--- START ---

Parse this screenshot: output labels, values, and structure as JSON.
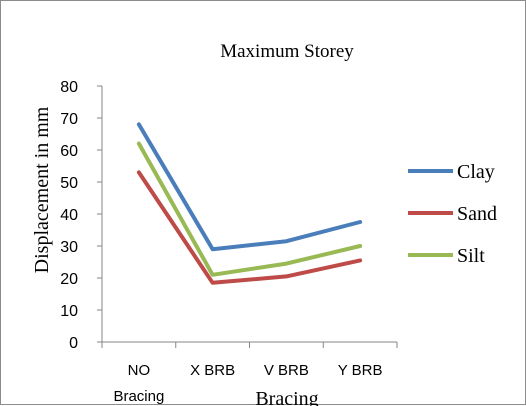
{
  "chart_data": {
    "type": "line",
    "title": "Maximum Storey",
    "xlabel": "Bracing",
    "ylabel": "Displacement in mm",
    "categories": [
      "NO Bracing",
      "X BRB",
      "V BRB",
      "Y BRB"
    ],
    "category_lines": [
      [
        "NO",
        "Bracing"
      ],
      [
        "X BRB"
      ],
      [
        "V BRB"
      ],
      [
        "Y BRB"
      ]
    ],
    "ylim": [
      0,
      80
    ],
    "yticks": [
      0,
      10,
      20,
      30,
      40,
      50,
      60,
      70,
      80
    ],
    "grid": false,
    "legend_position": "right",
    "series": [
      {
        "name": "Clay",
        "color": "#4a7ebb",
        "values": [
          68,
          29,
          31.5,
          37.5
        ]
      },
      {
        "name": "Sand",
        "color": "#be4b48",
        "values": [
          53,
          18.5,
          20.5,
          25.5
        ]
      },
      {
        "name": "Silt",
        "color": "#98b954",
        "values": [
          62,
          21,
          24.5,
          30
        ]
      }
    ]
  }
}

--- END ---

▸ GIVEN REQUEST:
Quote every record above exactly, leaving out any pictures.

▸ SOLUTION:
Parse this screenshot: output labels, values, and structure as JSON.
{
  "chart_data": {
    "type": "line",
    "title": "Maximum Storey",
    "xlabel": "Bracing",
    "ylabel": "Displacement in mm",
    "categories": [
      "NO Bracing",
      "X BRB",
      "V BRB",
      "Y BRB"
    ],
    "category_lines": [
      [
        "NO",
        "Bracing"
      ],
      [
        "X BRB"
      ],
      [
        "V BRB"
      ],
      [
        "Y BRB"
      ]
    ],
    "ylim": [
      0,
      80
    ],
    "yticks": [
      0,
      10,
      20,
      30,
      40,
      50,
      60,
      70,
      80
    ],
    "grid": false,
    "legend_position": "right",
    "series": [
      {
        "name": "Clay",
        "color": "#4a7ebb",
        "values": [
          68,
          29,
          31.5,
          37.5
        ]
      },
      {
        "name": "Sand",
        "color": "#be4b48",
        "values": [
          53,
          18.5,
          20.5,
          25.5
        ]
      },
      {
        "name": "Silt",
        "color": "#98b954",
        "values": [
          62,
          21,
          24.5,
          30
        ]
      }
    ]
  }
}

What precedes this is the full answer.